Requirement =
Write out each line word for word. Drop pictures.

+ + +

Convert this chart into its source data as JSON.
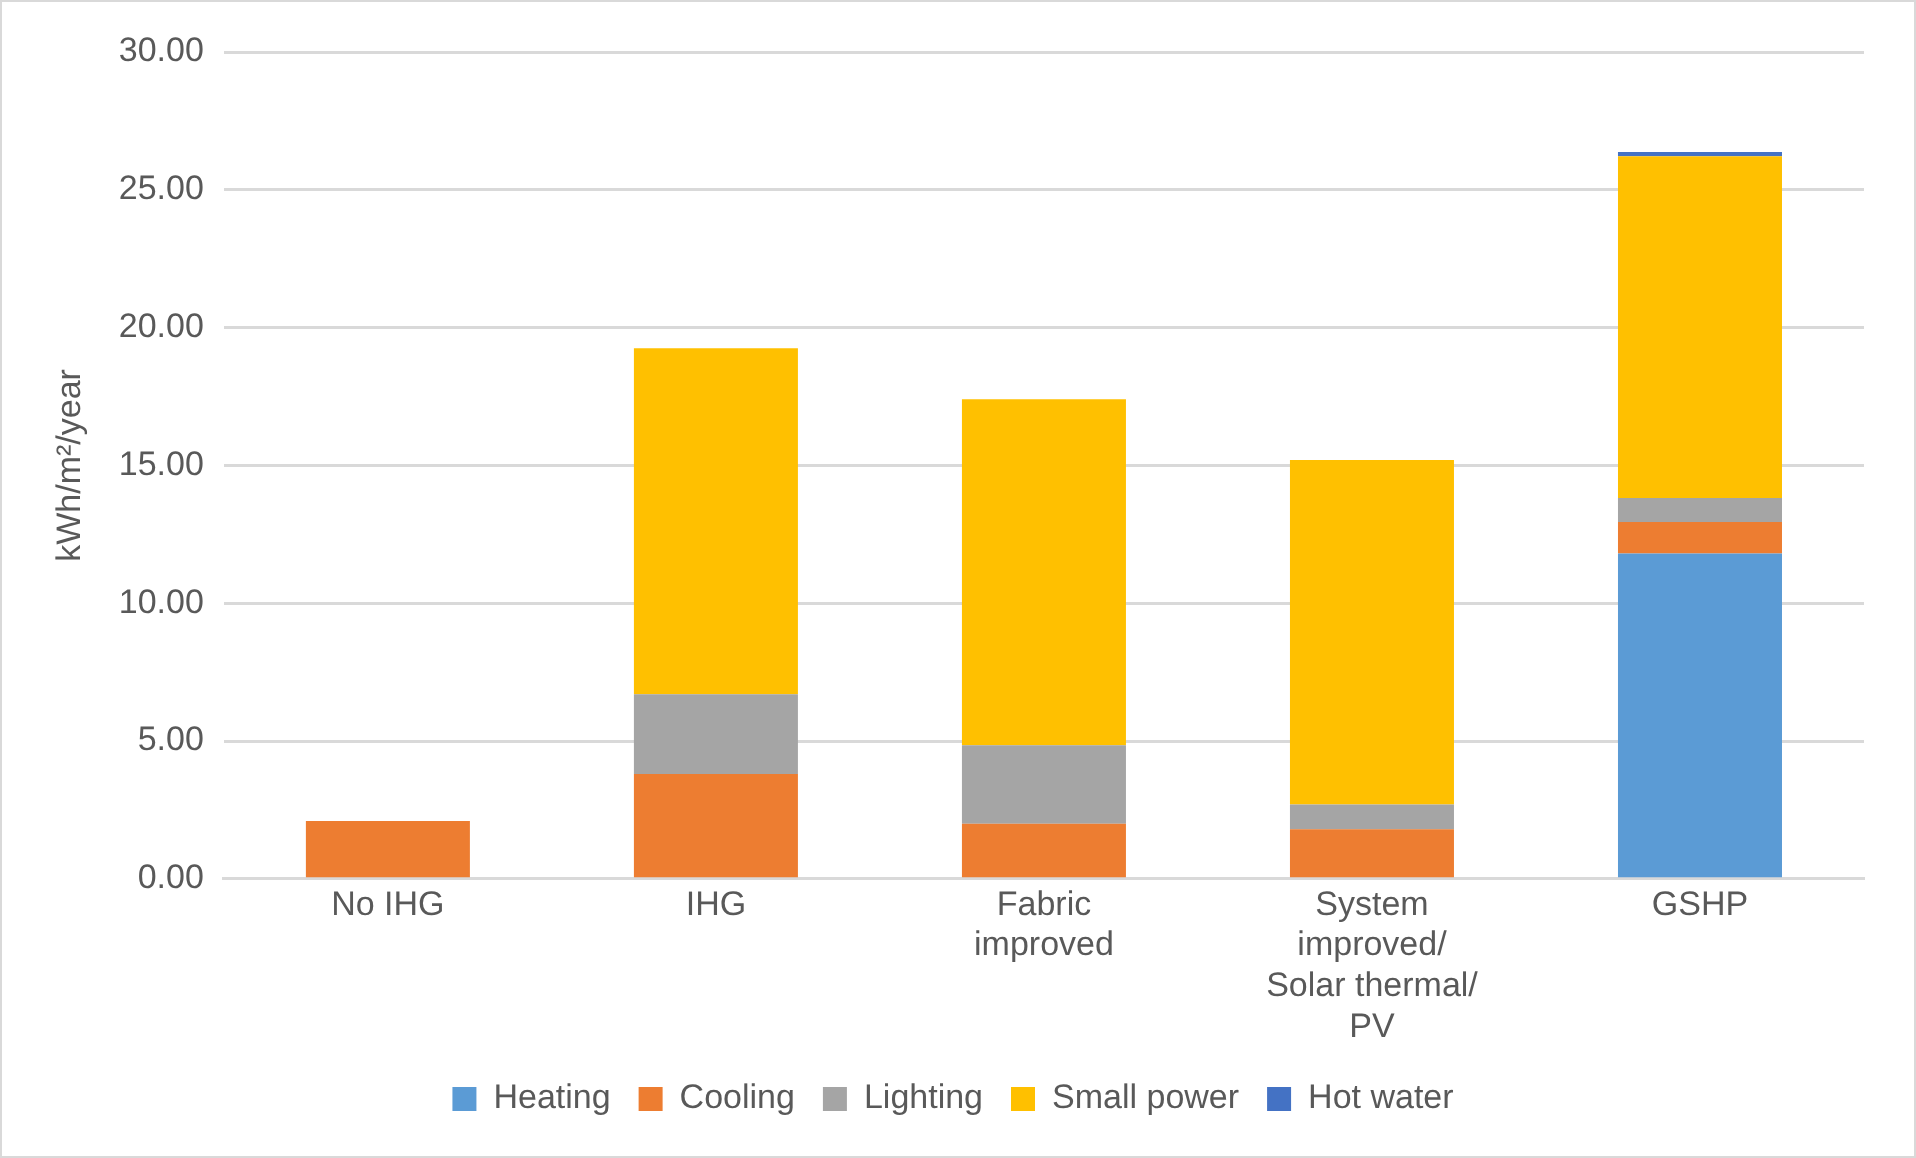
{
  "chart_data": {
    "type": "bar",
    "stacked": true,
    "ylabel": "kWh/m²/year",
    "categories": [
      "No IHG",
      "IHG",
      "Fabric improved",
      "System improved/ Solar thermal/ PV",
      "GSHP"
    ],
    "series": [
      {
        "name": "Heating",
        "color": "#5b9bd5",
        "values": [
          0,
          0,
          0,
          0,
          11.8
        ]
      },
      {
        "name": "Cooling",
        "color": "#ed7d31",
        "values": [
          2.1,
          3.8,
          2.0,
          1.8,
          1.15
        ]
      },
      {
        "name": "Lighting",
        "color": "#a5a5a5",
        "values": [
          0,
          2.9,
          2.85,
          0.9,
          0.87
        ]
      },
      {
        "name": "Small power",
        "color": "#ffc000",
        "values": [
          0,
          12.55,
          12.55,
          12.5,
          12.4
        ]
      },
      {
        "name": "Hot water",
        "color": "#4472c4",
        "values": [
          0,
          0,
          0,
          0,
          0.15
        ]
      }
    ],
    "ylim": [
      0,
      30
    ],
    "yticks": [
      {
        "value": 0,
        "label": "0.00"
      },
      {
        "value": 5,
        "label": "5.00"
      },
      {
        "value": 10,
        "label": "10.00"
      },
      {
        "value": 15,
        "label": "15.00"
      },
      {
        "value": 20,
        "label": "20.00"
      },
      {
        "value": 25,
        "label": "25.00"
      },
      {
        "value": 30,
        "label": "30.00"
      }
    ],
    "grid": "y",
    "legend": "bottom"
  }
}
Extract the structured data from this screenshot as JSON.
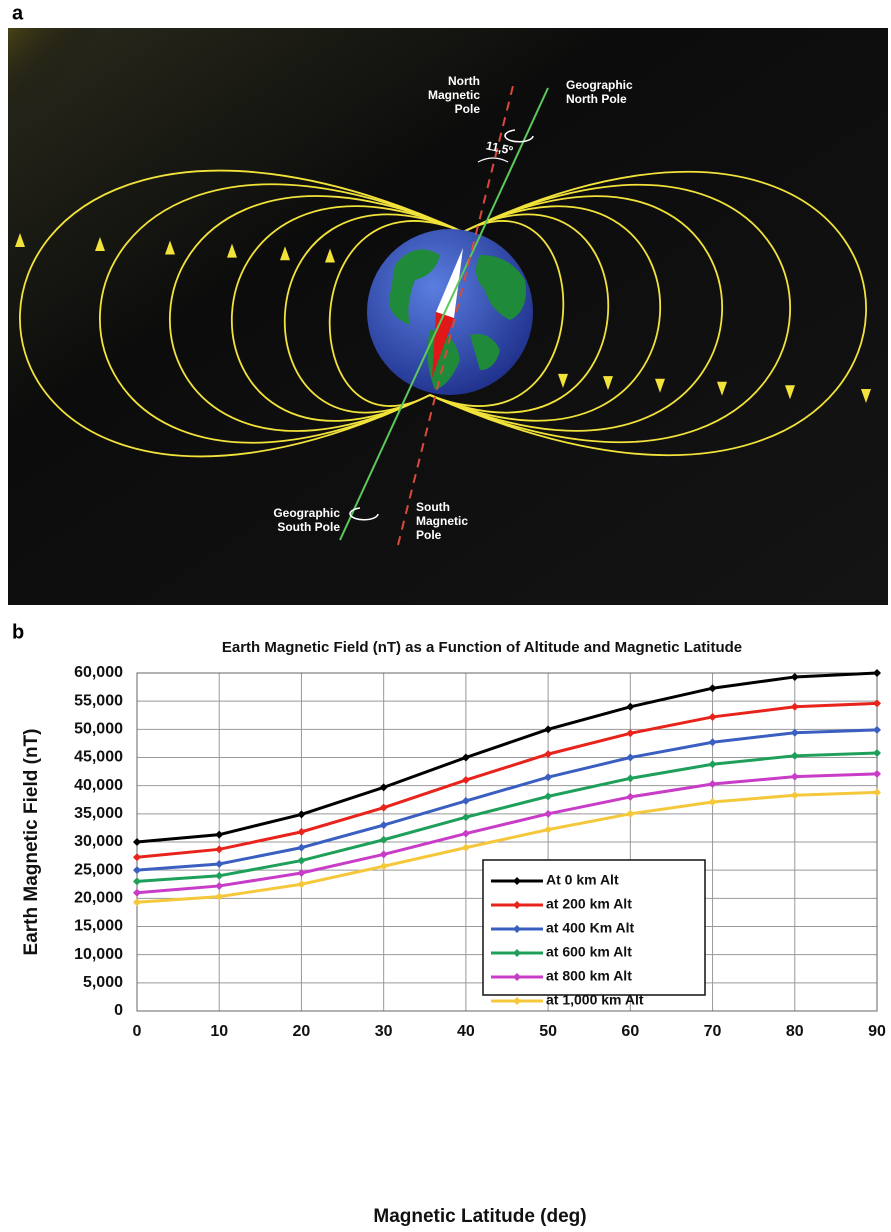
{
  "diagram": {
    "letter": "a",
    "north_magnetic_pole": [
      "North",
      "Magnetic",
      "Pole"
    ],
    "geographic_north_pole": [
      "Geographic",
      "North Pole"
    ],
    "angle": "11,5º",
    "geographic_south_pole": [
      "Geographic",
      "South Pole"
    ],
    "south_magnetic_pole": [
      "South",
      "Magnetic",
      "Pole"
    ]
  },
  "panel_b_letter": "b",
  "chart_data": {
    "type": "line",
    "title": "Earth Magnetic Field (nT) as a Function of Altitude and Magnetic Latitude",
    "x_label": "Magnetic Latitude (deg)",
    "y_label": "Earth Magnetic Field (nT)",
    "x": [
      0,
      10,
      20,
      30,
      40,
      50,
      60,
      70,
      80,
      90
    ],
    "xlim": [
      0,
      90
    ],
    "xticks": [
      0,
      10,
      20,
      30,
      40,
      50,
      60,
      70,
      80,
      90
    ],
    "ylim": [
      0,
      60000
    ],
    "yticks": [
      {
        "value": 0,
        "label": "0"
      },
      {
        "value": 5000,
        "label": "5,000"
      },
      {
        "value": 10000,
        "label": "10,000"
      },
      {
        "value": 15000,
        "label": "15,000"
      },
      {
        "value": 20000,
        "label": "20,000"
      },
      {
        "value": 25000,
        "label": "25,000"
      },
      {
        "value": 30000,
        "label": "30,000"
      },
      {
        "value": 35000,
        "label": "35,000"
      },
      {
        "value": 40000,
        "label": "40,000"
      },
      {
        "value": 45000,
        "label": "45,000"
      },
      {
        "value": 50000,
        "label": "50,000"
      },
      {
        "value": 55000,
        "label": "55,000"
      },
      {
        "value": 60000,
        "label": "60,000"
      }
    ],
    "grid": true,
    "legend": "center-right",
    "series": [
      {
        "name": "At 0 km Alt",
        "color": "#000000",
        "values": [
          30000,
          31300,
          34900,
          39700,
          45000,
          50000,
          54000,
          57300,
          59300,
          60000
        ]
      },
      {
        "name": "at 200 km Alt",
        "color": "#e8231b",
        "values": [
          27300,
          28700,
          31800,
          36100,
          41000,
          45600,
          49300,
          52200,
          54000,
          54600
        ]
      },
      {
        "name": "at 400 Km Alt",
        "color": "#3a5fc0",
        "values": [
          25000,
          26100,
          29000,
          33000,
          37300,
          41500,
          45000,
          47700,
          49400,
          49900
        ]
      },
      {
        "name": "at 600 km Alt",
        "color": "#1fa05a",
        "values": [
          23000,
          24000,
          26700,
          30400,
          34400,
          38100,
          41300,
          43800,
          45300,
          45800
        ]
      },
      {
        "name": "at 800 km Alt",
        "color": "#c83cc8",
        "values": [
          21000,
          22200,
          24500,
          27800,
          31500,
          35000,
          38000,
          40300,
          41600,
          42100
        ]
      },
      {
        "name": "at 1,000 km Alt",
        "color": "#f5c83c",
        "values": [
          19300,
          20300,
          22500,
          25700,
          29000,
          32200,
          35000,
          37100,
          38300,
          38800
        ]
      }
    ]
  }
}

+ + +

Problem solution =
Convert this chart into its source data as JSON.
{
  "chart_data": {
    "type": "bar",
    "stacked": true,
    "ylabel": "kWh/m²/year",
    "categories": [
      "No IHG",
      "IHG",
      "Fabric improved",
      "System improved/ Solar thermal/ PV",
      "GSHP"
    ],
    "series": [
      {
        "name": "Heating",
        "color": "#5b9bd5",
        "values": [
          0,
          0,
          0,
          0,
          11.8
        ]
      },
      {
        "name": "Cooling",
        "color": "#ed7d31",
        "values": [
          2.1,
          3.8,
          2.0,
          1.8,
          1.15
        ]
      },
      {
        "name": "Lighting",
        "color": "#a5a5a5",
        "values": [
          0,
          2.9,
          2.85,
          0.9,
          0.87
        ]
      },
      {
        "name": "Small power",
        "color": "#ffc000",
        "values": [
          0,
          12.55,
          12.55,
          12.5,
          12.4
        ]
      },
      {
        "name": "Hot water",
        "color": "#4472c4",
        "values": [
          0,
          0,
          0,
          0,
          0.15
        ]
      }
    ],
    "ylim": [
      0,
      30
    ],
    "yticks": [
      {
        "value": 0,
        "label": "0.00"
      },
      {
        "value": 5,
        "label": "5.00"
      },
      {
        "value": 10,
        "label": "10.00"
      },
      {
        "value": 15,
        "label": "15.00"
      },
      {
        "value": 20,
        "label": "20.00"
      },
      {
        "value": 25,
        "label": "25.00"
      },
      {
        "value": 30,
        "label": "30.00"
      }
    ],
    "grid": "y",
    "legend": "bottom"
  }
}
Extract the structured data from this screenshot as JSON.
{
  "diagram": {
    "letter": "a",
    "north_magnetic_pole": [
      "North",
      "Magnetic",
      "Pole"
    ],
    "geographic_north_pole": [
      "Geographic",
      "North Pole"
    ],
    "angle": "11,5º",
    "geographic_south_pole": [
      "Geographic",
      "South Pole"
    ],
    "south_magnetic_pole": [
      "South",
      "Magnetic",
      "Pole"
    ]
  },
  "panel_b_letter": "b",
  "chart_data": {
    "type": "line",
    "title": "Earth Magnetic Field (nT) as a Function of Altitude and Magnetic Latitude",
    "x_label": "Magnetic Latitude (deg)",
    "y_label": "Earth Magnetic Field (nT)",
    "x": [
      0,
      10,
      20,
      30,
      40,
      50,
      60,
      70,
      80,
      90
    ],
    "xlim": [
      0,
      90
    ],
    "xticks": [
      0,
      10,
      20,
      30,
      40,
      50,
      60,
      70,
      80,
      90
    ],
    "ylim": [
      0,
      60000
    ],
    "yticks": [
      {
        "value": 0,
        "label": "0"
      },
      {
        "value": 5000,
        "label": "5,000"
      },
      {
        "value": 10000,
        "label": "10,000"
      },
      {
        "value": 15000,
        "label": "15,000"
      },
      {
        "value": 20000,
        "label": "20,000"
      },
      {
        "value": 25000,
        "label": "25,000"
      },
      {
        "value": 30000,
        "label": "30,000"
      },
      {
        "value": 35000,
        "label": "35,000"
      },
      {
        "value": 40000,
        "label": "40,000"
      },
      {
        "value": 45000,
        "label": "45,000"
      },
      {
        "value": 50000,
        "label": "50,000"
      },
      {
        "value": 55000,
        "label": "55,000"
      },
      {
        "value": 60000,
        "label": "60,000"
      }
    ],
    "grid": true,
    "legend": "center-right",
    "series": [
      {
        "name": "At 0 km Alt",
        "color": "#000000",
        "values": [
          30000,
          31300,
          34900,
          39700,
          45000,
          50000,
          54000,
          57300,
          59300,
          60000
        ]
      },
      {
        "name": "at 200 km Alt",
        "color": "#e8231b",
        "values": [
          27300,
          28700,
          31800,
          36100,
          41000,
          45600,
          49300,
          52200,
          54000,
          54600
        ]
      },
      {
        "name": "at 400 Km Alt",
        "color": "#3a5fc0",
        "values": [
          25000,
          26100,
          29000,
          33000,
          37300,
          41500,
          45000,
          47700,
          49400,
          49900
        ]
      },
      {
        "name": "at 600 km Alt",
        "color": "#1fa05a",
        "values": [
          23000,
          24000,
          26700,
          30400,
          34400,
          38100,
          41300,
          43800,
          45300,
          45800
        ]
      },
      {
        "name": "at 800 km Alt",
        "color": "#c83cc8",
        "values": [
          21000,
          22200,
          24500,
          27800,
          31500,
          35000,
          38000,
          40300,
          41600,
          42100
        ]
      },
      {
        "name": "at 1,000 km Alt",
        "color": "#f5c83c",
        "values": [
          19300,
          20300,
          22500,
          25700,
          29000,
          32200,
          35000,
          37100,
          38300,
          38800
        ]
      }
    ]
  }
}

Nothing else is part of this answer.